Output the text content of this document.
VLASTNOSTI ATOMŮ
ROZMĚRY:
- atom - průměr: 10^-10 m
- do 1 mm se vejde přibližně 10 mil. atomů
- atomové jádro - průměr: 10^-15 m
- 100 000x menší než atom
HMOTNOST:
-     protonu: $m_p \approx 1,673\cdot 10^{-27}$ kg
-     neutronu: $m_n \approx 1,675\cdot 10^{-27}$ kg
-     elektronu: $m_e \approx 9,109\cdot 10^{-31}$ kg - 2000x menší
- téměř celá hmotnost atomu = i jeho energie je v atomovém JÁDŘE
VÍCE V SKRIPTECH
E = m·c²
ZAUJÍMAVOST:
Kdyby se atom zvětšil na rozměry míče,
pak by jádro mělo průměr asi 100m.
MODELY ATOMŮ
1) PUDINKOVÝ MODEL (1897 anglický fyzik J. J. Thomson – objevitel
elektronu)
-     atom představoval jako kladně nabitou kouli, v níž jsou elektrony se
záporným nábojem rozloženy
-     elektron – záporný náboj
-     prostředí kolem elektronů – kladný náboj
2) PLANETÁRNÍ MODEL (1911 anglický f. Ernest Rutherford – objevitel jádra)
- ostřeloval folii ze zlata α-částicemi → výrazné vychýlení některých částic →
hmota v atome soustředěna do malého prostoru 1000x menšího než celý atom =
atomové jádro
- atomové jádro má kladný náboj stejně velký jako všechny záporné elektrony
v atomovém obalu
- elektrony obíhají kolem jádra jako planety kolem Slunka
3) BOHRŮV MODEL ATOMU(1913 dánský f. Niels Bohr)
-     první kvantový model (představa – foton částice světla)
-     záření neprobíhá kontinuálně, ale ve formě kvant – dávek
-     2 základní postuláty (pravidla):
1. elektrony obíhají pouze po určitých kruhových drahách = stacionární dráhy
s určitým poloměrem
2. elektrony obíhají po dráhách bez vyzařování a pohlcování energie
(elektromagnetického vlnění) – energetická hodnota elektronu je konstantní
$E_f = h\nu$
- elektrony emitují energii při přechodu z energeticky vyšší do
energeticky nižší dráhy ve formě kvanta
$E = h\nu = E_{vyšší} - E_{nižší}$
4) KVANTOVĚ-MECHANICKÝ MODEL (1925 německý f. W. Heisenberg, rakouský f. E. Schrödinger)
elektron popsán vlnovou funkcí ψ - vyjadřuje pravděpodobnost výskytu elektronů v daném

******************************

(What you will do) Report all lines of the data that include the word "vyšší".

(Complete response)
- elektrony emitují energii při přechodu z energeticky vyšší do
$E = h\nu = E_{vyšší} - E_{nižší}$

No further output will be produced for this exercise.